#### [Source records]
|---|
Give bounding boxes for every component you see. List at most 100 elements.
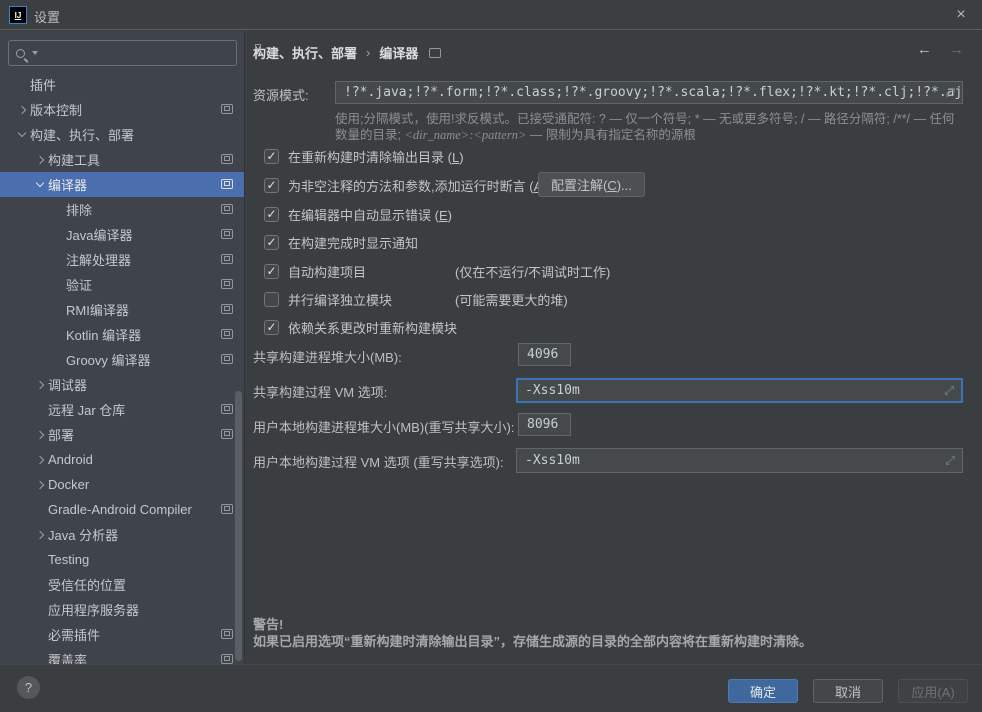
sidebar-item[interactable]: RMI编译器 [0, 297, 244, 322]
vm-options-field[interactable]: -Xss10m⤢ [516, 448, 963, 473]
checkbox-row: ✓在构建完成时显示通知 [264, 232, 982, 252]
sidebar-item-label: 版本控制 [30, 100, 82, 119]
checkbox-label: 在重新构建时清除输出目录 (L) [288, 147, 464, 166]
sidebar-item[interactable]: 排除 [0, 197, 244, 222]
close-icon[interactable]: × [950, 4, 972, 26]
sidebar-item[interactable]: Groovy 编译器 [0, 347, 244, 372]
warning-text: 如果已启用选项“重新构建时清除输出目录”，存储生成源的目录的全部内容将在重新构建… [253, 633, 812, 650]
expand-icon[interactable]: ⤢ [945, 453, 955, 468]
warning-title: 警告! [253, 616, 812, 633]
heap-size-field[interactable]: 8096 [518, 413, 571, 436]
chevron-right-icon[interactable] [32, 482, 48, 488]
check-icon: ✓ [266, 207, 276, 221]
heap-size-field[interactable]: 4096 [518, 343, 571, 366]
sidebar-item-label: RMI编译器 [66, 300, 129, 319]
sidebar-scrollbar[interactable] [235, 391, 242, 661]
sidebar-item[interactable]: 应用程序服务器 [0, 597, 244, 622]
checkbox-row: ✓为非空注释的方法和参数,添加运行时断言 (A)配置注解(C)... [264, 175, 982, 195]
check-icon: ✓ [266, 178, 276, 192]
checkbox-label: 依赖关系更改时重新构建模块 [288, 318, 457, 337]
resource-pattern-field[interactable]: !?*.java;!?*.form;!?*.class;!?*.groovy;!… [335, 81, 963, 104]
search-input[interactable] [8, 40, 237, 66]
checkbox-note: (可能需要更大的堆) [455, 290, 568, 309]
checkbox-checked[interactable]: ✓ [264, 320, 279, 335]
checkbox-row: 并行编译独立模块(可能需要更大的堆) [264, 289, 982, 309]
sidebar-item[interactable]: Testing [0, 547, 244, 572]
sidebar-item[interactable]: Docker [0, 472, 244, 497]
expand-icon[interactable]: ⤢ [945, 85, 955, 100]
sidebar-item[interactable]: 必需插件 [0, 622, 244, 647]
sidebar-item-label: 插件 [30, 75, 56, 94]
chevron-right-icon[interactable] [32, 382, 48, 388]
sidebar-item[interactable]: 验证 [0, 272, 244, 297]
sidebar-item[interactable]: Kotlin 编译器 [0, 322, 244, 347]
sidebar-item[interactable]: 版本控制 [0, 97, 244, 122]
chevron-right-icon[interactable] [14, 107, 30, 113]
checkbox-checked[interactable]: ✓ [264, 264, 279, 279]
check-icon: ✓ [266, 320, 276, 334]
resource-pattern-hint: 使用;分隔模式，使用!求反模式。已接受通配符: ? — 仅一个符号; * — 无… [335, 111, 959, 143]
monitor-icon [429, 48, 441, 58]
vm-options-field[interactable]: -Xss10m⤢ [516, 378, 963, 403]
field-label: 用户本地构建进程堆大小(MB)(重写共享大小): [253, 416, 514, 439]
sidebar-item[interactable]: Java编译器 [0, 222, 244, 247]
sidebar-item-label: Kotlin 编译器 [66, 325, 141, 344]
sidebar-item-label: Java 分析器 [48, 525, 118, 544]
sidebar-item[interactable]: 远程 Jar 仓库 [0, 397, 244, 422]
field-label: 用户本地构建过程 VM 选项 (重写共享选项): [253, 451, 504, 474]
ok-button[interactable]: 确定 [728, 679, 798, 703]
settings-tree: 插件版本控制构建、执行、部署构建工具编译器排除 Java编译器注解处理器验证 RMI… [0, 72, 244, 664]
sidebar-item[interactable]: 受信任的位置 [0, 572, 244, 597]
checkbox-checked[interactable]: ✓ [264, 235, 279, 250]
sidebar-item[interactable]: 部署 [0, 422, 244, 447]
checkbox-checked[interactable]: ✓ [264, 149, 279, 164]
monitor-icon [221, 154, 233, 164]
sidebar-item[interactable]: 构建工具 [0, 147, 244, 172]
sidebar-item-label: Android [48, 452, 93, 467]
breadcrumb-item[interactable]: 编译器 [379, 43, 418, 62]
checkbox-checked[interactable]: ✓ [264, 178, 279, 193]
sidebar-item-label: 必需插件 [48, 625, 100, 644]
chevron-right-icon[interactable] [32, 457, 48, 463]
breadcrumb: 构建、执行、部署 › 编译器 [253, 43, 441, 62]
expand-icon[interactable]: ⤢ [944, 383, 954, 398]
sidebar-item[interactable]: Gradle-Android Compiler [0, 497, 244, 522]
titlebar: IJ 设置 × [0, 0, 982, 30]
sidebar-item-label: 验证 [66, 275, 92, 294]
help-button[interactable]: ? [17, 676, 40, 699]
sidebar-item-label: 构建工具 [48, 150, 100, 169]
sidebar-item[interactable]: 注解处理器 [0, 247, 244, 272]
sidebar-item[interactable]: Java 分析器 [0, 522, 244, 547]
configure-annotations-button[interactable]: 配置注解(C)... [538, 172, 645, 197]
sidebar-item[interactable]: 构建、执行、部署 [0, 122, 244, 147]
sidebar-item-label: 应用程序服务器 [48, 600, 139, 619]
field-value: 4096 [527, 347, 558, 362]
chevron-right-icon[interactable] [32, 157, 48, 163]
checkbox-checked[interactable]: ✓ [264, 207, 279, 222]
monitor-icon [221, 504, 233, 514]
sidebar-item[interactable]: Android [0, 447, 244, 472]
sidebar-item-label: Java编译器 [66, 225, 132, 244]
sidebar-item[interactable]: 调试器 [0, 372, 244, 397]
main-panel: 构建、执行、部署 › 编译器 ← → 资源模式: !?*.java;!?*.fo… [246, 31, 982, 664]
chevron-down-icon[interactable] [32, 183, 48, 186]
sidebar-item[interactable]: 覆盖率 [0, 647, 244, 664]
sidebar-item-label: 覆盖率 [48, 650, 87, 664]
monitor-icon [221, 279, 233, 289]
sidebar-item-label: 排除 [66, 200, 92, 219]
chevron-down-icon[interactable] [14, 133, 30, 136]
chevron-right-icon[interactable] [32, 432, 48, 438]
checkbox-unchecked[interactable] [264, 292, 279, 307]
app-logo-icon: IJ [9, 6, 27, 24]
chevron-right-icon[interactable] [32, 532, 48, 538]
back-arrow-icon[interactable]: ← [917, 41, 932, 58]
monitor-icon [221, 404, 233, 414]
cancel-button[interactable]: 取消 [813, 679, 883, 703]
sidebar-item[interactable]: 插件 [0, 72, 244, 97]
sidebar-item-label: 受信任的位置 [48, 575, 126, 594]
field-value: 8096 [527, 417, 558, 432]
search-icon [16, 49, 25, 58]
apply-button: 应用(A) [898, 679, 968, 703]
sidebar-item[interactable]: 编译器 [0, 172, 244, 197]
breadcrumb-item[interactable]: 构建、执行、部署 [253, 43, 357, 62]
|---|
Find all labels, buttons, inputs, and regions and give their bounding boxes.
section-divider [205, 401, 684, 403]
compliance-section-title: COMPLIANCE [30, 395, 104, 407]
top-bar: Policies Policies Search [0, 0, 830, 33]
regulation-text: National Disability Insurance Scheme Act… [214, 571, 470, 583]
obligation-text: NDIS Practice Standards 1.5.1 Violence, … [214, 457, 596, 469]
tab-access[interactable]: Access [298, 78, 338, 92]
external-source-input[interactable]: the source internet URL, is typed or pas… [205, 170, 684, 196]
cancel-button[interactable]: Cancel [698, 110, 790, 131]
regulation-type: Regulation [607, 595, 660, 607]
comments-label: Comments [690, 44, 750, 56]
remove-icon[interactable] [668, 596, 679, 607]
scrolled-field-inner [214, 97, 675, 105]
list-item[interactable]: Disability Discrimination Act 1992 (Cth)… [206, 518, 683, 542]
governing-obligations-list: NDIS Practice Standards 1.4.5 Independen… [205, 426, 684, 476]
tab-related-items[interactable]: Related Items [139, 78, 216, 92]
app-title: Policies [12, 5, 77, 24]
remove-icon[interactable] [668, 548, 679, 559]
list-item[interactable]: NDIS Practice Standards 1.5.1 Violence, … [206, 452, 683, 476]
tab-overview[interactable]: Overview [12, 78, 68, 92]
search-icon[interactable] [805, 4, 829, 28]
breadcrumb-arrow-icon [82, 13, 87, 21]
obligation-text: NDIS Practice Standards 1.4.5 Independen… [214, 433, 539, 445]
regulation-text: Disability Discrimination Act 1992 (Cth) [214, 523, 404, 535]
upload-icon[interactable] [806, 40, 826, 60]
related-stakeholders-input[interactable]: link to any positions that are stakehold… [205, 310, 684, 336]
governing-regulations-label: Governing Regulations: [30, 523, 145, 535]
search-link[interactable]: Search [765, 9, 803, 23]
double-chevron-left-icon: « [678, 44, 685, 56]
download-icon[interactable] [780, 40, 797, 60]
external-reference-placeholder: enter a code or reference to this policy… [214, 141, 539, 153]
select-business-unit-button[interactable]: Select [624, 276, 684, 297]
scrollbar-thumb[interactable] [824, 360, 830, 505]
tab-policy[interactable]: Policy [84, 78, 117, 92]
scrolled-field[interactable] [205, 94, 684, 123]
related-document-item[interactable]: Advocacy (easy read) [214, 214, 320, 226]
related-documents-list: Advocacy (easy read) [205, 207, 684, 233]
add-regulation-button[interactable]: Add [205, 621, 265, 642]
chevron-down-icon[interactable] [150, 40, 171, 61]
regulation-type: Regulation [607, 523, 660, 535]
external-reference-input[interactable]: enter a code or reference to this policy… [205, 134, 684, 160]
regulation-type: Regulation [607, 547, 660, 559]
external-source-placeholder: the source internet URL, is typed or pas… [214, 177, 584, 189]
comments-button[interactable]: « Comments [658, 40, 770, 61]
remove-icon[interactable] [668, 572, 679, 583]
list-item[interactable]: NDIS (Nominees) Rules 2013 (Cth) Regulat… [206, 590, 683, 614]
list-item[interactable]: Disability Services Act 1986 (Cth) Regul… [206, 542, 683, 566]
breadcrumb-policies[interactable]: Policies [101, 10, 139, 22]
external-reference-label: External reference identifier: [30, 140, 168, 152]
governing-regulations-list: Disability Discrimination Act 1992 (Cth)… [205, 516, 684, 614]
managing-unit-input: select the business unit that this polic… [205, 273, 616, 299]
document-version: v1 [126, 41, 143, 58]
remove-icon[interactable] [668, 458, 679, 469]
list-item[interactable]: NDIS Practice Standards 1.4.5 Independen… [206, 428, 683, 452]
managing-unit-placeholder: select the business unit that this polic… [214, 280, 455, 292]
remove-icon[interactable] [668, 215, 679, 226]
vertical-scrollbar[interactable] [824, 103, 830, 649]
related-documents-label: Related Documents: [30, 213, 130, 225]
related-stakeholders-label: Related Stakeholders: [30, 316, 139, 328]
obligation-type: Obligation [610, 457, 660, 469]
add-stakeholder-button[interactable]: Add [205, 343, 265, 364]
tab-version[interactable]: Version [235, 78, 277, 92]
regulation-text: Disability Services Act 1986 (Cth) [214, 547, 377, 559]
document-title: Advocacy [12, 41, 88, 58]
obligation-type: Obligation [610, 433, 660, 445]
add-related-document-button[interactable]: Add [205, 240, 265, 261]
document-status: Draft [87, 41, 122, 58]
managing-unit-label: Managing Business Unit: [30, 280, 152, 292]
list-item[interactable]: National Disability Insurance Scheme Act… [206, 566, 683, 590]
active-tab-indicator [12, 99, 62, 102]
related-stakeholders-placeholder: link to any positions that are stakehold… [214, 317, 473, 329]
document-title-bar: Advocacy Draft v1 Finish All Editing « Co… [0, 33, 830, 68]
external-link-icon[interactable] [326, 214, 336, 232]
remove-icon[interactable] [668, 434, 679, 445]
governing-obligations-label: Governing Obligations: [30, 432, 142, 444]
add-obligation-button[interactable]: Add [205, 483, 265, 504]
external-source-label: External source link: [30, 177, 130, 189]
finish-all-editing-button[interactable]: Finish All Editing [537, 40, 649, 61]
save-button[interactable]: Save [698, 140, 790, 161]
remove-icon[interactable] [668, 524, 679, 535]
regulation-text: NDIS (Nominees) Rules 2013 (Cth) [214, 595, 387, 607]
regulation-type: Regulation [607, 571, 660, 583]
|---|
#### [TASK TO CARRY OUT]
Copy the lines word for word, beginning at the line that contains "sidebar-item[interactable]: RMI编译器 [0, 297, 244, 322]" and stopping after the line that contains "heap-size-field[interactable]: 4096 [518, 343, 571, 366]".

#### [TASK OUTPUT]
sidebar-item[interactable]: RMI编译器 [0, 297, 244, 322]
vm-options-field[interactable]: -Xss10m⤢ [516, 448, 963, 473]
checkbox-row: ✓在构建完成时显示通知 [264, 232, 982, 252]
sidebar-item-label: 版本控制 [30, 100, 82, 119]
checkbox-label: 在重新构建时清除输出目录 (L) [288, 147, 464, 166]
sidebar-item[interactable]: 排除 [0, 197, 244, 222]
close-icon[interactable]: × [950, 4, 972, 26]
sidebar-item[interactable]: Groovy 编译器 [0, 347, 244, 372]
warning-text: 如果已启用选项“重新构建时清除输出目录”，存储生成源的目录的全部内容将在重新构建… [253, 633, 812, 650]
expand-icon[interactable]: ⤢ [945, 453, 955, 468]
warning-title: 警告! [253, 616, 812, 633]
heap-size-field[interactable]: 8096 [518, 413, 571, 436]
chevron-right-icon[interactable] [32, 482, 48, 488]
check-icon: ✓ [266, 207, 276, 221]
heap-size-field[interactable]: 4096 [518, 343, 571, 366]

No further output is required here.